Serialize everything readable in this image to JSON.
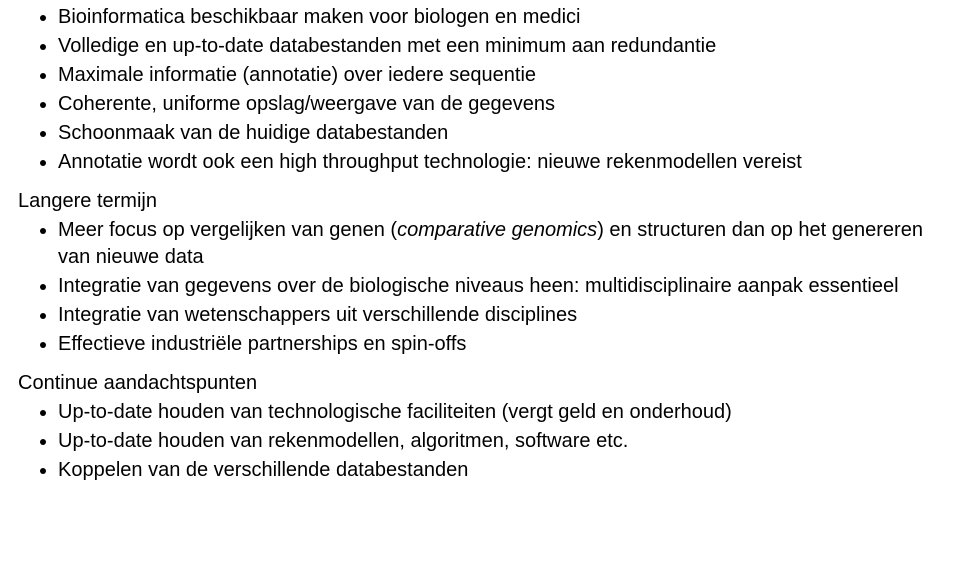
{
  "list1": [
    "Bioinformatica beschikbaar maken voor biologen en medici",
    "Volledige en up-to-date databestanden met een minimum aan redundantie",
    "Maximale informatie (annotatie) over iedere sequentie",
    "Coherente, uniforme opslag/weergave van de gegevens",
    "Schoonmaak van de huidige databestanden",
    "Annotatie wordt ook een high throughput technologie: nieuwe rekenmodellen vereist"
  ],
  "heading2": "Langere termijn",
  "list2_item1_pre": "Meer focus op vergelijken van genen (",
  "list2_item1_italic": "comparative genomics",
  "list2_item1_post": ") en structuren dan op het genereren van nieuwe data",
  "list2_rest": [
    "Integratie van gegevens over de biologische niveaus heen: multidisciplinaire aanpak essentieel",
    "Integratie van wetenschappers uit verschillende disciplines",
    "Effectieve industriële partnerships en spin-offs"
  ],
  "heading3": "Continue aandachtspunten",
  "list3": [
    "Up-to-date houden van technologische faciliteiten (vergt geld en onderhoud)",
    "Up-to-date houden van rekenmodellen, algoritmen, software etc.",
    "Koppelen van de verschillende databestanden"
  ]
}
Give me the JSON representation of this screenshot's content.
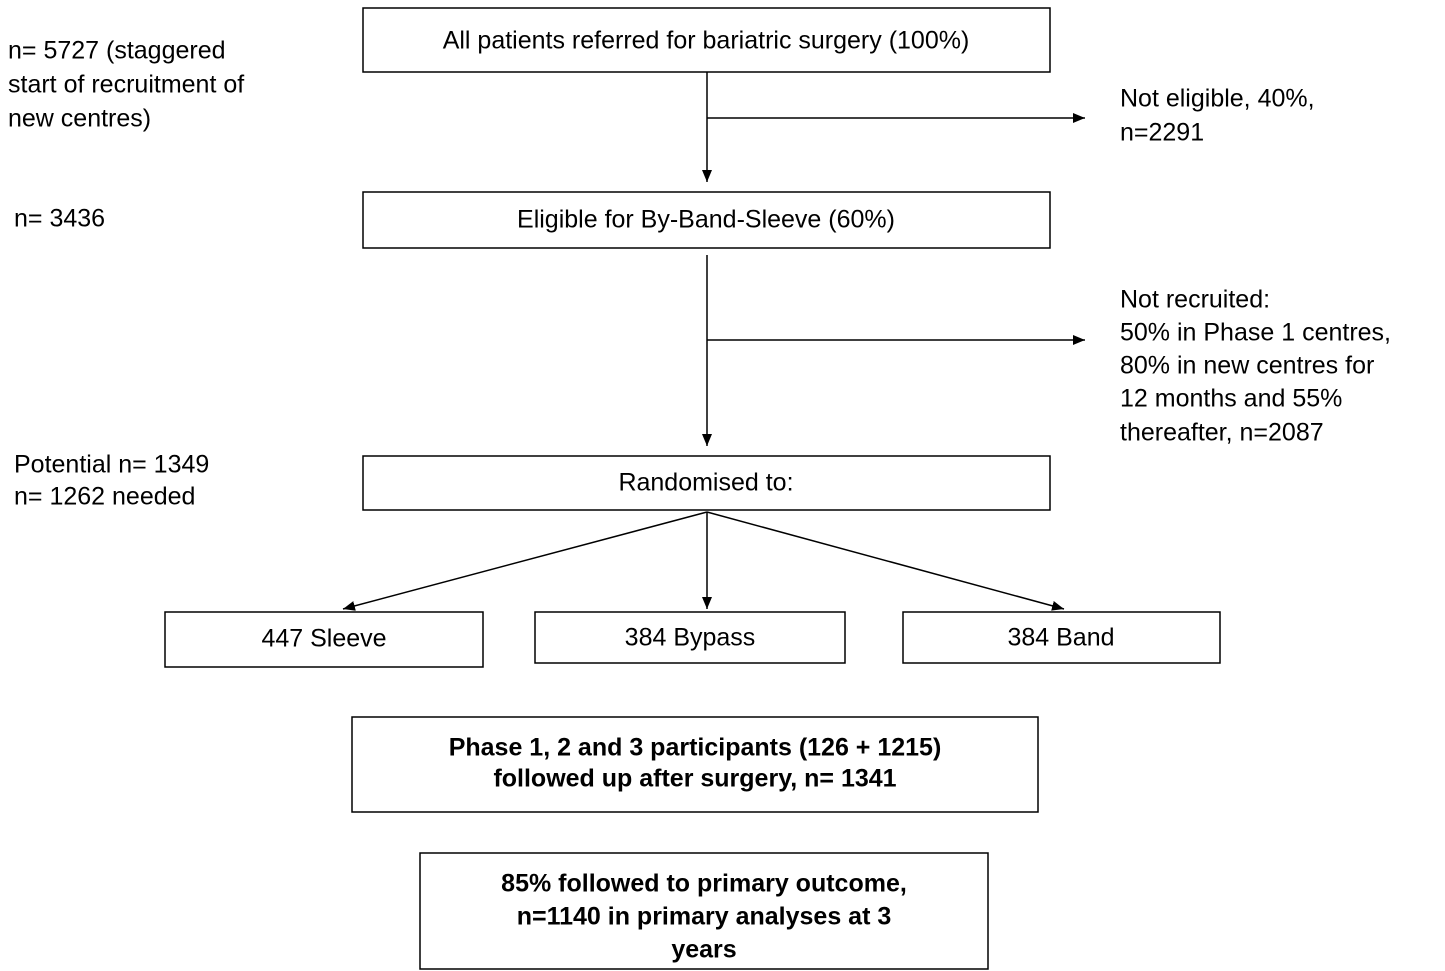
{
  "nodes": [
    {
      "lines": [
        "All patients referred for bariatric surgery (100%)"
      ]
    },
    {
      "lines": [
        "Eligible for By-Band-Sleeve (60%)"
      ]
    },
    {
      "lines": [
        "Randomised to:"
      ]
    },
    {
      "lines": [
        "447 Sleeve"
      ]
    },
    {
      "lines": [
        "384 Bypass"
      ]
    },
    {
      "lines": [
        "384 Band"
      ]
    },
    {
      "lines": [
        "Phase 1, 2 and 3 participants (126 + 1215)",
        "followed up after surgery, n= 1341"
      ]
    },
    {
      "lines": [
        "85% followed to primary outcome,",
        "n=1140 in primary analyses at 3",
        "years"
      ]
    }
  ],
  "left_notes": [
    {
      "lines": [
        "n= 5727 (staggered",
        "start of recruitment of",
        "new centres)"
      ]
    },
    {
      "lines": [
        "n= 3436"
      ]
    },
    {
      "lines": [
        "Potential n= 1349",
        "n= 1262 needed"
      ]
    }
  ],
  "exclusions": [
    {
      "lines": [
        "Not eligible, 40%,",
        "n=2291"
      ]
    },
    {
      "lines": [
        "Not recruited:",
        "50% in Phase 1 centres,",
        "80% in new centres for",
        "12 months and 55%",
        "thereafter, n=2087"
      ]
    }
  ]
}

══════════

> _ABOUT THIS EXERCISE_
Every line above should be printed again word for word, without its pictures.

> _RESPONSE TO THE EXERCISE_
Serialize everything readable in this image to JSON.
{
  "list1": [
    "Bioinformatica beschikbaar maken voor biologen en medici",
    "Volledige en up-to-date databestanden met een minimum aan redundantie",
    "Maximale informatie (annotatie) over iedere sequentie",
    "Coherente, uniforme opslag/weergave van de gegevens",
    "Schoonmaak van de huidige databestanden",
    "Annotatie wordt ook een high throughput technologie: nieuwe rekenmodellen vereist"
  ],
  "heading2": "Langere termijn",
  "list2_item1_pre": "Meer focus op vergelijken van genen (",
  "list2_item1_italic": "comparative genomics",
  "list2_item1_post": ") en structuren dan op het genereren van nieuwe data",
  "list2_rest": [
    "Integratie van gegevens over de biologische niveaus heen: multidisciplinaire aanpak essentieel",
    "Integratie van wetenschappers uit verschillende disciplines",
    "Effectieve industriële partnerships en spin-offs"
  ],
  "heading3": "Continue aandachtspunten",
  "list3": [
    "Up-to-date houden van technologische faciliteiten (vergt geld en onderhoud)",
    "Up-to-date houden van rekenmodellen, algoritmen, software etc.",
    "Koppelen van de verschillende databestanden"
  ]
}
Give me the JSON representation of this screenshot's content.
{
  "nodes": [
    {
      "lines": [
        "All patients referred for bariatric surgery (100%)"
      ]
    },
    {
      "lines": [
        "Eligible for By-Band-Sleeve (60%)"
      ]
    },
    {
      "lines": [
        "Randomised to:"
      ]
    },
    {
      "lines": [
        "447 Sleeve"
      ]
    },
    {
      "lines": [
        "384 Bypass"
      ]
    },
    {
      "lines": [
        "384 Band"
      ]
    },
    {
      "lines": [
        "Phase 1, 2 and 3 participants (126 + 1215)",
        "followed up after surgery, n= 1341"
      ]
    },
    {
      "lines": [
        "85% followed to primary outcome,",
        "n=1140 in primary analyses at 3",
        "years"
      ]
    }
  ],
  "left_notes": [
    {
      "lines": [
        "n= 5727 (staggered",
        "start of recruitment of",
        "new centres)"
      ]
    },
    {
      "lines": [
        "n= 3436"
      ]
    },
    {
      "lines": [
        "Potential n= 1349",
        "n= 1262 needed"
      ]
    }
  ],
  "exclusions": [
    {
      "lines": [
        "Not eligible, 40%,",
        "n=2291"
      ]
    },
    {
      "lines": [
        "Not recruited:",
        "50% in Phase 1 centres,",
        "80% in new centres for",
        "12 months and 55%",
        "thereafter, n=2087"
      ]
    }
  ]
}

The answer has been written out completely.